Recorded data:
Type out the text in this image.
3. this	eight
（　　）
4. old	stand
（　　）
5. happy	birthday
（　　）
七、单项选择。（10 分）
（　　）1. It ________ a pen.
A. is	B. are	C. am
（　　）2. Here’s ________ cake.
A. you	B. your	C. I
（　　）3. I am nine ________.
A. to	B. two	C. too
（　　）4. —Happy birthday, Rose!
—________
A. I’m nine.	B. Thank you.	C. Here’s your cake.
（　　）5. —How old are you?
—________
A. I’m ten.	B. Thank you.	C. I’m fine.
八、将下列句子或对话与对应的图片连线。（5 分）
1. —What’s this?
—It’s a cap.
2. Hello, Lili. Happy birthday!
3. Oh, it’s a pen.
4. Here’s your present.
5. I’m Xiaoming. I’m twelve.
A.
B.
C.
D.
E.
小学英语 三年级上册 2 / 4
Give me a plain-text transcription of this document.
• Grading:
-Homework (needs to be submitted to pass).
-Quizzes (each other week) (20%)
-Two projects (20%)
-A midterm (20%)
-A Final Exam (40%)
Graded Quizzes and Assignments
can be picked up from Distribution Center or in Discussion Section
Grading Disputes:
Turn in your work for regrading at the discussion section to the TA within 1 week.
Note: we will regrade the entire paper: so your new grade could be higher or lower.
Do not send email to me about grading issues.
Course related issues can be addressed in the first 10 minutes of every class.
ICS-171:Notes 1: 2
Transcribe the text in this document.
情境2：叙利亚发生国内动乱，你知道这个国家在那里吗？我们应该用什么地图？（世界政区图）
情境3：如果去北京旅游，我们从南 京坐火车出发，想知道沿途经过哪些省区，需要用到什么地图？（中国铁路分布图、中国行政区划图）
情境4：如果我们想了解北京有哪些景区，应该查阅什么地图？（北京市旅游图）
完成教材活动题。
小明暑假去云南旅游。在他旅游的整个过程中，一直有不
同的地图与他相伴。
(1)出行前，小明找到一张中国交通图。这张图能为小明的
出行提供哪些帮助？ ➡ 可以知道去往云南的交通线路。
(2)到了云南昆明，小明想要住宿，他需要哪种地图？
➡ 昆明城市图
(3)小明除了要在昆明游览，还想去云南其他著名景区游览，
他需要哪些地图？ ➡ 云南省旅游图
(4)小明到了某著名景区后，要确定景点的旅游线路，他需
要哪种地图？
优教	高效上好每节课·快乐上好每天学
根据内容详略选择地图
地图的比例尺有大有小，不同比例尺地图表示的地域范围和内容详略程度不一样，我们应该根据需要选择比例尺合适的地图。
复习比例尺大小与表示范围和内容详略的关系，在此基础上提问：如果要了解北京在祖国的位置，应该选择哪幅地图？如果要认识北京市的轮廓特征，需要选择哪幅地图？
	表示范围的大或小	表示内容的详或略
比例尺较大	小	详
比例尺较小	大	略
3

**STATED EXERCISE**
Output the listing above exactly as it appears.

**ANSWER TO THE PROBLEM**
Type out the text in this image.
3. this	eight
（　　）
4. old	stand
（　　）
5. happy	birthday
（　　）
七、单项选择。（10 分）
（　　）1. It ________ a pen.
A. is	B. are	C. am
（　　）2. Here’s ________ cake.
A. you	B. your	C. I
（　　）3. I am nine ________.
A. to	B. two	C. too
（　　）4. —Happy birthday, Rose!
—________
A. I’m nine.	B. Thank you.	C. Here’s your cake.
（　　）5. —How old are you?
—________
A. I’m ten.	B. Thank you.	C. I’m fine.
八、将下列句子或对话与对应的图片连线。（5 分）
1. —What’s this?
—It’s a cap.
2. Hello, Lili. Happy birthday!
3. Oh, it’s a pen.
4. Here’s your present.
5. I’m Xiaoming. I’m twelve.
A.
B.
C.
D.
E.
小学英语 三年级上册 2 / 4
Give me a plain-text transcription of this document.
• Grading:
-Homework (needs to be submitted to pass).
-Quizzes (each other week) (20%)
-Two projects (20%)
-A midterm (20%)
-A Final Exam (40%)
Graded Quizzes and Assignments
can be picked up from Distribution Center or in Discussion Section
Grading Disputes:
Turn in your work for regrading at the discussion section to the TA within 1 week.
Note: we will regrade the entire paper: so your new grade could be higher or lower.
Do not send email to me about grading issues.
Course related issues can be addressed in the first 10 minutes of every class.
ICS-171:Notes 1: 2
Transcribe the text in this document.
情境2：叙利亚发生国内动乱，你知道这个国家在那里吗？我们应该用什么地图？（世界政区图）
情境3：如果去北京旅游，我们从南 京坐火车出发，想知道沿途经过哪些省区，需要用到什么地图？（中国铁路分布图、中国行政区划图）
情境4：如果我们想了解北京有哪些景区，应该查阅什么地图？（北京市旅游图）
完成教材活动题。
小明暑假去云南旅游。在他旅游的整个过程中，一直有不
同的地图与他相伴。
(1)出行前，小明找到一张中国交通图。这张图能为小明的
出行提供哪些帮助？ ➡ 可以知道去往云南的交通线路。
(2)到了云南昆明，小明想要住宿，他需要哪种地图？
➡ 昆明城市图
(3)小明除了要在昆明游览，还想去云南其他著名景区游览，
他需要哪些地图？ ➡ 云南省旅游图
(4)小明到了某著名景区后，要确定景点的旅游线路，他需
要哪种地图？
优教	高效上好每节课·快乐上好每天学
根据内容详略选择地图
地图的比例尺有大有小，不同比例尺地图表示的地域范围和内容详略程度不一样，我们应该根据需要选择比例尺合适的地图。
复习比例尺大小与表示范围和内容详略的关系，在此基础上提问：如果要了解北京在祖国的位置，应该选择哪幅地图？如果要认识北京市的轮廓特征，需要选择哪幅地图？
	表示范围的大或小	表示内容的详或略
比例尺较大	小	详
比例尺较小	大	略
3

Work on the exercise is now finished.